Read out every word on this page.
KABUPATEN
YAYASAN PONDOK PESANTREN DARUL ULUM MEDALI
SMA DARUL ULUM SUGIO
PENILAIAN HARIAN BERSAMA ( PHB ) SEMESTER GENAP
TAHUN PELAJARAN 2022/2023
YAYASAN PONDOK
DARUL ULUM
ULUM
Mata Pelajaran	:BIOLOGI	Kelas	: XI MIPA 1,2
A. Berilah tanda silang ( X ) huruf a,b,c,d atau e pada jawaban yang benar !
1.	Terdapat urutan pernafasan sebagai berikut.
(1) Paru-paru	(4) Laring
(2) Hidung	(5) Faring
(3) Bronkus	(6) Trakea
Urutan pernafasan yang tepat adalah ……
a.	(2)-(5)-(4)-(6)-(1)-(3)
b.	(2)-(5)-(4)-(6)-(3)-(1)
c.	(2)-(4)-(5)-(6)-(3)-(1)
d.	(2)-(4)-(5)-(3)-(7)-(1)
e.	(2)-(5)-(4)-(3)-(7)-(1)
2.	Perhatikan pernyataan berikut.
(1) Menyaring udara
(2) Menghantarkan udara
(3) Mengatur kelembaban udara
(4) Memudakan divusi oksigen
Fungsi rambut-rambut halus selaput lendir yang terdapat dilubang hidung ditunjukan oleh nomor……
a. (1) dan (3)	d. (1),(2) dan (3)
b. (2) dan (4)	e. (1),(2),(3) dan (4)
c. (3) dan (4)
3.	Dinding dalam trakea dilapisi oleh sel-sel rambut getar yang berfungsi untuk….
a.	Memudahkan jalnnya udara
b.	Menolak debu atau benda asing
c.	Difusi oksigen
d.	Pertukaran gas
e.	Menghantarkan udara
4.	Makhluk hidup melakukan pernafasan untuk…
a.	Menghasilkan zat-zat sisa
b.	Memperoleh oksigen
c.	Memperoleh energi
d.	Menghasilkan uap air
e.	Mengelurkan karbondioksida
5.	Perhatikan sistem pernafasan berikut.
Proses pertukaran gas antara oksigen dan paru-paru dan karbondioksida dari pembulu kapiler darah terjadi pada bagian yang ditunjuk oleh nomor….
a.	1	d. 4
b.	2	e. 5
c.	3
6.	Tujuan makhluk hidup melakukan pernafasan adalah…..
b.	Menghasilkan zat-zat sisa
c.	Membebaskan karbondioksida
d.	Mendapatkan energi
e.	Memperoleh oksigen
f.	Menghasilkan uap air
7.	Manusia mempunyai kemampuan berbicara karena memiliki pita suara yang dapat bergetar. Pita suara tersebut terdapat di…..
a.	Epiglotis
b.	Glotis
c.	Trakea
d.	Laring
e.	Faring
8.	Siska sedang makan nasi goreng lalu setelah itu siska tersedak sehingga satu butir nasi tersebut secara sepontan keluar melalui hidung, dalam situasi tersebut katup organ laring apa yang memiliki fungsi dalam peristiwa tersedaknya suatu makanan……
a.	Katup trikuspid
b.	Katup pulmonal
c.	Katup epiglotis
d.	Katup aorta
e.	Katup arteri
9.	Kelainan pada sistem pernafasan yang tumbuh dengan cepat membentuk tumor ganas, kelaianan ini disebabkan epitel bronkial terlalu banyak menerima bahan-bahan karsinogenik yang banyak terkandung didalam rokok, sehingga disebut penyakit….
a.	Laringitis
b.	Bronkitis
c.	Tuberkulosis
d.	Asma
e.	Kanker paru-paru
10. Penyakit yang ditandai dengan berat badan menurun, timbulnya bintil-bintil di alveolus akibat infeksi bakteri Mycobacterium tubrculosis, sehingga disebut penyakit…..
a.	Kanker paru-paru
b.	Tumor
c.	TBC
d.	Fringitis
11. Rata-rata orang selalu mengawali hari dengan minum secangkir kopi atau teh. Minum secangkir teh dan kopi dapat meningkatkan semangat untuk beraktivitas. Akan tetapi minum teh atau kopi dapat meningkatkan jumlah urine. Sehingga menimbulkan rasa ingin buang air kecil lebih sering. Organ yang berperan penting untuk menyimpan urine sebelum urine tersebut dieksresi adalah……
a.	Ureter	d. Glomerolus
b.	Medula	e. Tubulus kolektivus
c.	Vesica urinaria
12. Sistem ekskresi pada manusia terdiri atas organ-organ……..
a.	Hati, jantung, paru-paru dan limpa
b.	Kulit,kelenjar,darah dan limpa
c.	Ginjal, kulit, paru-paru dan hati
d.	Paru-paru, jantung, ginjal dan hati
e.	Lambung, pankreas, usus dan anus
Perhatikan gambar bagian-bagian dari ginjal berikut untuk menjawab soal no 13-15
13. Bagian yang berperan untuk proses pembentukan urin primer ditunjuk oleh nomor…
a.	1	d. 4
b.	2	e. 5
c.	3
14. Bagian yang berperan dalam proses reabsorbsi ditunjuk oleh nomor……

▸ Directions for this task: All lines with the string "energi" must be copied from the data.

▸ Answer for the task:
c.	Memperoleh energi
d.	Mendapatkan energi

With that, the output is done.